[Start Record list]

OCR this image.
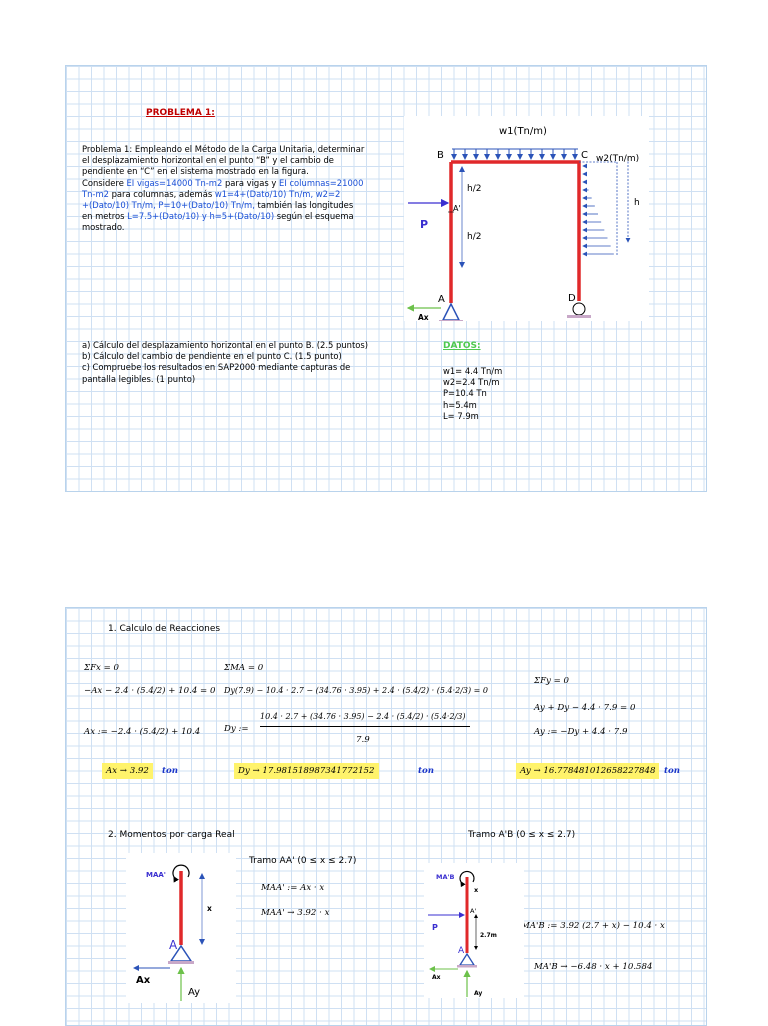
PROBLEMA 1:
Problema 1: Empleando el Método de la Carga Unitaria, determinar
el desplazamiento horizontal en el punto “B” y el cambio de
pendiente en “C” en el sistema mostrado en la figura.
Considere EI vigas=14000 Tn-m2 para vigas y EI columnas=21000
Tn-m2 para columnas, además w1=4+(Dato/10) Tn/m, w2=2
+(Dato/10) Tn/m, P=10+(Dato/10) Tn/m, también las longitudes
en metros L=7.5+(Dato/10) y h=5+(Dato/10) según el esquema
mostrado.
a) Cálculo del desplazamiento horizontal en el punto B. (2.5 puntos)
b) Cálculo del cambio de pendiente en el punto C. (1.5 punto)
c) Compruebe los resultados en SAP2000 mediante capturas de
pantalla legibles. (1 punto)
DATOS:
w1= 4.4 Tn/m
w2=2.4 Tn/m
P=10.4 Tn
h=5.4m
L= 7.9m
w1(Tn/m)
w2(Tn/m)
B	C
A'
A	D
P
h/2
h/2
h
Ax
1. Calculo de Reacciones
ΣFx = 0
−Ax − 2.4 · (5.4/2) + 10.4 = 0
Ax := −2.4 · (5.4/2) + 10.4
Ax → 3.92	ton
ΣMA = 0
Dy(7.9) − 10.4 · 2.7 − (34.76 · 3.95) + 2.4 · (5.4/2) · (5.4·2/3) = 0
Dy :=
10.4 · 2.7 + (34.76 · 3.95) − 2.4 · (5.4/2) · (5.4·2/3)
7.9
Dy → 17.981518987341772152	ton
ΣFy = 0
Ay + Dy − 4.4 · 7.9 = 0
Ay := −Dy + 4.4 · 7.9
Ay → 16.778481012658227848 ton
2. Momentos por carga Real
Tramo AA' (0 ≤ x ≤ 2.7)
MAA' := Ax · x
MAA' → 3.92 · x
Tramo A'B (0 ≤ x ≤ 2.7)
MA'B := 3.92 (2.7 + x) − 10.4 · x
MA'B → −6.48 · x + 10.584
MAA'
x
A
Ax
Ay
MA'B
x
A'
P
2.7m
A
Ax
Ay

[End Record list]

# Set problem:
Note each line of the entries that has "punto" in it, and copy those lines.

# Result of this task:
el desplazamiento horizontal en el punto “B” y el cambio de
a) Cálculo del desplazamiento horizontal en el punto B. (2.5 puntos)
b) Cálculo del cambio de pendiente en el punto C. (1.5 punto)
pantalla legibles. (1 punto)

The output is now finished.